> **The exercise**
In the entries below, copy the lines starting at the line that contains "Text: Earnings Per" and ending at the line that contains "Text: $203,709: $203,709", reproducing them with no changes. Include both of those lines and no others.

Element placement data:
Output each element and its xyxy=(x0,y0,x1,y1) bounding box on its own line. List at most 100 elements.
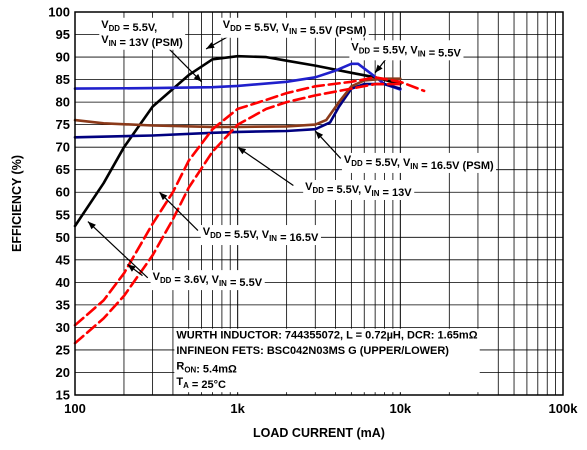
curve-label-text: VDD = 5.5V, VIN = 16.5V xyxy=(203,226,319,244)
y-tick-label: 100 xyxy=(48,5,70,20)
y-tick-label: 80 xyxy=(56,95,70,110)
series-line-vdd55-vin55 xyxy=(73,82,402,139)
text-run: V xyxy=(223,19,231,31)
text-run: = 5.5V xyxy=(426,47,462,59)
curve-label: VDD = 3.6V, VIN = 5.5V xyxy=(150,270,265,291)
y-tick-label: 20 xyxy=(56,365,70,380)
label-background xyxy=(303,179,415,200)
subscript: DD xyxy=(351,159,363,168)
text-run: = 16.5V xyxy=(277,232,319,244)
series-line-vdd55-vin165 xyxy=(73,82,402,345)
label-background xyxy=(349,40,464,61)
y-tick-label: 25 xyxy=(56,342,70,357)
y-tick-label: 95 xyxy=(56,27,70,42)
note-line: WURTH INDUCTOR: 744355072, L = 0.72µH, D… xyxy=(176,330,477,342)
note-line: RON: 5.4mΩ xyxy=(176,361,237,376)
label-background xyxy=(341,152,497,173)
arrow-head xyxy=(127,264,136,272)
label-background xyxy=(200,225,321,246)
arrow-head xyxy=(159,192,168,201)
curve-label: VDD = 5.5V, VIN = 5.5V xyxy=(349,40,464,61)
curve-label: VDD = 5.5V, VIN = 5.5V (PSM) xyxy=(220,17,369,38)
label-background xyxy=(220,17,369,38)
label-background xyxy=(150,270,265,291)
y-tick-label: 55 xyxy=(56,207,70,222)
text-run: V xyxy=(305,181,313,193)
leader-arrow xyxy=(237,146,294,186)
text-run: V xyxy=(351,41,359,53)
text-run: = 25°C xyxy=(189,379,226,391)
subscript: DD xyxy=(359,46,371,55)
subscript: DD xyxy=(109,24,121,33)
x-tick-label: 10k xyxy=(389,401,411,416)
leader-arrow xyxy=(158,191,199,231)
leader-arrow xyxy=(87,221,149,279)
text-run: = 5.5V, V xyxy=(242,22,290,34)
y-tick-label: 35 xyxy=(56,297,70,312)
subscript: DD xyxy=(313,186,325,195)
y-tick-label: 85 xyxy=(56,72,70,87)
y-tick-label: 40 xyxy=(56,275,70,290)
subscript: DD xyxy=(230,24,242,33)
x-axis-label: LOAD CURRENT (mA) xyxy=(253,426,385,440)
curve-label: VDD = 5.5V,VIN = 13V (PSM) xyxy=(99,17,186,50)
text-run: INFINEON FETS: BSC042N03MS G (UPPER/LOWE… xyxy=(176,345,449,357)
x-tick-label: 100k xyxy=(549,401,579,416)
text-run: V xyxy=(203,226,211,238)
conditions-note: WURTH INDUCTOR: 744355072, L = 0.72µH, D… xyxy=(174,328,480,393)
y-tick-label: 90 xyxy=(56,50,70,65)
text-run: : 5.4mΩ xyxy=(196,364,237,376)
y-tick-label: 60 xyxy=(56,185,70,200)
text-run: = 13V (PSM) xyxy=(116,37,183,49)
text-run: = 16.5V (PSM) xyxy=(418,160,494,172)
curve-label-text: VDD = 5.5V, VIN = 16.5V (PSM) xyxy=(344,154,494,172)
y-tick-label: 15 xyxy=(56,388,70,403)
text-run: V xyxy=(101,34,109,46)
y-tick-label: 65 xyxy=(56,162,70,177)
y-tick-label: 45 xyxy=(56,252,70,267)
y-tick-label: 70 xyxy=(56,140,70,155)
curve-label: VDD = 5.5V, VIN = 16.5V (PSM) xyxy=(341,152,497,173)
subscript: IN xyxy=(418,49,426,58)
arrow-head xyxy=(315,131,324,139)
subscript: IN xyxy=(410,162,418,171)
subscript: DD xyxy=(210,231,222,240)
curve-label-text: VDD = 5.5V, VIN = 5.5V (PSM) xyxy=(223,19,367,37)
subscript: IN xyxy=(219,279,227,288)
subscript: IN xyxy=(269,234,277,243)
y-tick-label: 75 xyxy=(56,117,70,132)
arrow-head xyxy=(87,221,96,230)
text-run: = 5.5V, V xyxy=(363,157,411,169)
subscript: ON xyxy=(184,366,196,375)
series-line-vdd55-vin55-psm xyxy=(73,62,402,91)
text-run: = 13V xyxy=(379,187,412,199)
text-run: = 5.5V (PSM) xyxy=(297,25,367,37)
text-run: = 5.5V xyxy=(227,277,263,289)
y-tick-label: 30 xyxy=(56,320,70,335)
arrow-head xyxy=(206,42,215,49)
text-run: = 3.6V, V xyxy=(171,274,219,286)
x-tick-label: 100 xyxy=(64,401,86,416)
arrow-group xyxy=(87,26,394,279)
series-line-vdd55-vin13 xyxy=(73,76,426,327)
text-run: V xyxy=(344,154,352,166)
text-run: WURTH INDUCTOR: 744355072, L = 0.72µH, D… xyxy=(176,330,477,342)
note-background xyxy=(174,328,480,393)
subscript: IN xyxy=(289,27,297,36)
note-line: TA = 25°C xyxy=(176,376,226,391)
label-background xyxy=(99,17,186,50)
series-group xyxy=(73,54,426,345)
curve-label: VDD = 5.5V, VIN = 13V xyxy=(303,179,415,200)
curve-label-text: VIN = 13V (PSM) xyxy=(101,34,183,49)
y-tick-label: 50 xyxy=(56,230,70,245)
curve-label-text: VDD = 5.5V, VIN = 5.5V xyxy=(351,41,461,59)
curve-label-text: VDD = 5.5V, xyxy=(101,19,157,34)
series-line-vdd36-vin55 xyxy=(73,54,402,228)
label-group: VDD = 5.5V,VIN = 13V (PSM)VDD = 5.5V, VI… xyxy=(99,17,497,393)
arrow-head xyxy=(193,73,202,82)
text-run: = 5.5V, xyxy=(120,22,157,34)
text-run: V xyxy=(101,19,109,31)
subscript: DD xyxy=(160,276,172,285)
text-run: R xyxy=(176,361,184,373)
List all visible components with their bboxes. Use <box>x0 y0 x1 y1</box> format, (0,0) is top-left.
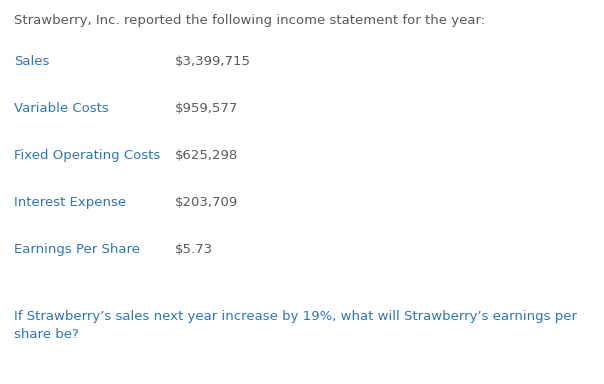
Text: Earnings Per Share: Earnings Per Share <box>14 243 140 256</box>
Text: Variable Costs: Variable Costs <box>14 102 109 115</box>
Text: Fixed Operating Costs: Fixed Operating Costs <box>14 149 160 162</box>
Text: share be?: share be? <box>14 328 79 341</box>
Text: Sales: Sales <box>14 55 50 68</box>
Text: $5.73: $5.73 <box>175 243 213 256</box>
Text: $3,399,715: $3,399,715 <box>175 55 251 68</box>
Text: $625,298: $625,298 <box>175 149 238 162</box>
Text: If Strawberry’s sales next year increase by 19%, what will Strawberry’s earnings: If Strawberry’s sales next year increase… <box>14 310 577 323</box>
Text: $959,577: $959,577 <box>175 102 239 115</box>
Text: Interest Expense: Interest Expense <box>14 196 126 209</box>
Text: Strawberry, Inc. reported the following income statement for the year:: Strawberry, Inc. reported the following … <box>14 14 485 27</box>
Text: $203,709: $203,709 <box>175 196 238 209</box>
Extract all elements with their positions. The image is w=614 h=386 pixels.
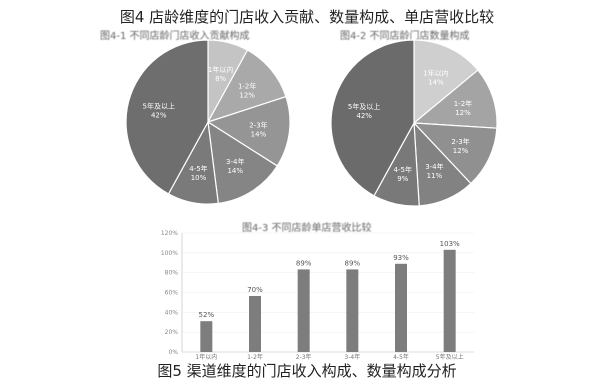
y-tick-label: 80% [165,270,179,277]
x-category-label: 1年以内 [195,353,217,361]
pie-slice-value: 11% [427,172,443,180]
pie-slice-label: 3-4年 [425,162,443,171]
bar-chart-title: 图4-3 不同店龄单店营收比较 [242,223,372,234]
bar-value-label: 89% [296,259,312,267]
x-category-label: 4-5年 [393,353,409,361]
pie-2-title: 图4-2 不同店龄门店数量构成 [340,31,470,42]
pie-slice [412,122,498,185]
bar-value-label: 89% [345,259,361,267]
pie-slice [412,69,498,129]
pie-slice-label: 1年以内 [208,65,233,74]
pie-slice-label: 5年及以上 [348,102,380,111]
pie-slice-label: 4-5年 [189,164,207,173]
pie-slice-value: 12% [453,147,469,155]
pie-slice-value: 14% [251,130,267,138]
pie-1-title: 图4-1 不同店龄门店收入贡献构成 [100,31,250,42]
pie-slice-label: 1年以内 [423,68,448,77]
bar [297,269,310,352]
y-tick-label: 0% [168,349,178,356]
pie-slice-label: 1-2年 [238,82,256,91]
pie-slice-value: 42% [356,112,372,120]
bar [200,321,213,352]
pie-slice-value: 14% [428,78,444,86]
x-category-label: 2-3年 [296,353,312,361]
y-tick-label: 40% [165,309,179,316]
pie-slice-label: 4-5年 [394,165,412,174]
pie-slice-value: 9% [397,175,408,183]
bar-value-label: 70% [247,286,263,294]
pie-slice-value: 8% [215,75,226,83]
pie-slice-value: 10% [191,174,207,182]
bar [346,269,359,352]
pie-slice [125,39,209,195]
figure-5-caption: 图5 渠道维度的门店收入构成、数量构成分析 [157,362,457,380]
pie-slice-label: 2-3年 [249,120,267,129]
bar [249,296,261,352]
pie-slice-label: 1-2年 [454,99,472,108]
figure-4-caption: 图4 店龄维度的门店收入贡献、数量构成、单店营收比较 [119,8,495,26]
pie-slice [207,120,279,205]
pie-slice-label: 3-4年 [226,157,244,166]
x-category-label: 1-2年 [247,353,263,361]
pie-slice [330,39,415,197]
pie-slice-label: 5年及以上 [143,101,175,110]
bar [395,263,407,352]
y-tick-label: 20% [165,329,179,336]
pie-slice-value: 12% [239,92,255,100]
y-tick-label: 100% [161,250,178,257]
bar [443,249,456,352]
y-tick-label: 120% [161,230,178,237]
bar-value-label: 93% [393,254,409,262]
bar-value-label: 52% [199,311,215,319]
pie-slice-label: 2-3年 [451,137,469,146]
pie-slice [206,95,291,167]
pie-slice-value: 42% [151,111,167,119]
x-category-label: 3-4年 [344,353,360,361]
y-tick-label: 60% [165,290,179,297]
pie-slice-value: 14% [227,167,243,175]
bar-value-label: 103% [440,240,460,248]
pie-slice-value: 12% [455,109,471,117]
pie-slice [206,49,287,124]
pie-slice [413,39,479,125]
x-category-label: 5年及以上 [436,353,464,361]
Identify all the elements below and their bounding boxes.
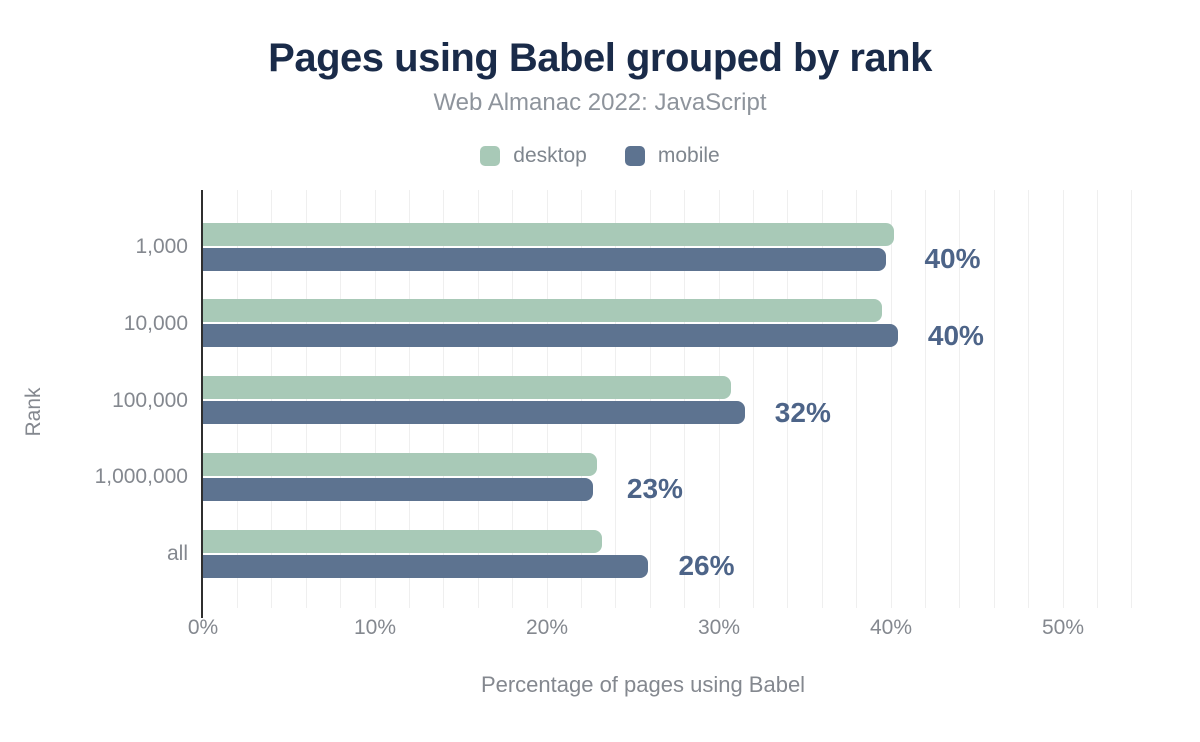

> **Complete answer**
Text: Earnings Per Share: Earnings Per Share <box>14 243 140 256</box>
Text: Variable Costs: Variable Costs <box>14 102 109 115</box>
Text: Fixed Operating Costs: Fixed Operating Costs <box>14 149 160 162</box>
Text: share be?: share be? <box>14 328 79 341</box>
Text: Sales: Sales <box>14 55 50 68</box>
Text: $5.73: $5.73 <box>175 243 213 256</box>
Text: $3,399,715: $3,399,715 <box>175 55 251 68</box>
Text: $625,298: $625,298 <box>175 149 238 162</box>
Text: If Strawberry’s sales next year increase by 19%, what will Strawberry’s earnings: If Strawberry’s sales next year increase… <box>14 310 577 323</box>
Text: $959,577: $959,577 <box>175 102 239 115</box>
Text: Interest Expense: Interest Expense <box>14 196 126 209</box>
Text: Strawberry, Inc. reported the following income statement for the year:: Strawberry, Inc. reported the following … <box>14 14 485 27</box>
Text: $203,709: $203,709 <box>175 196 238 209</box>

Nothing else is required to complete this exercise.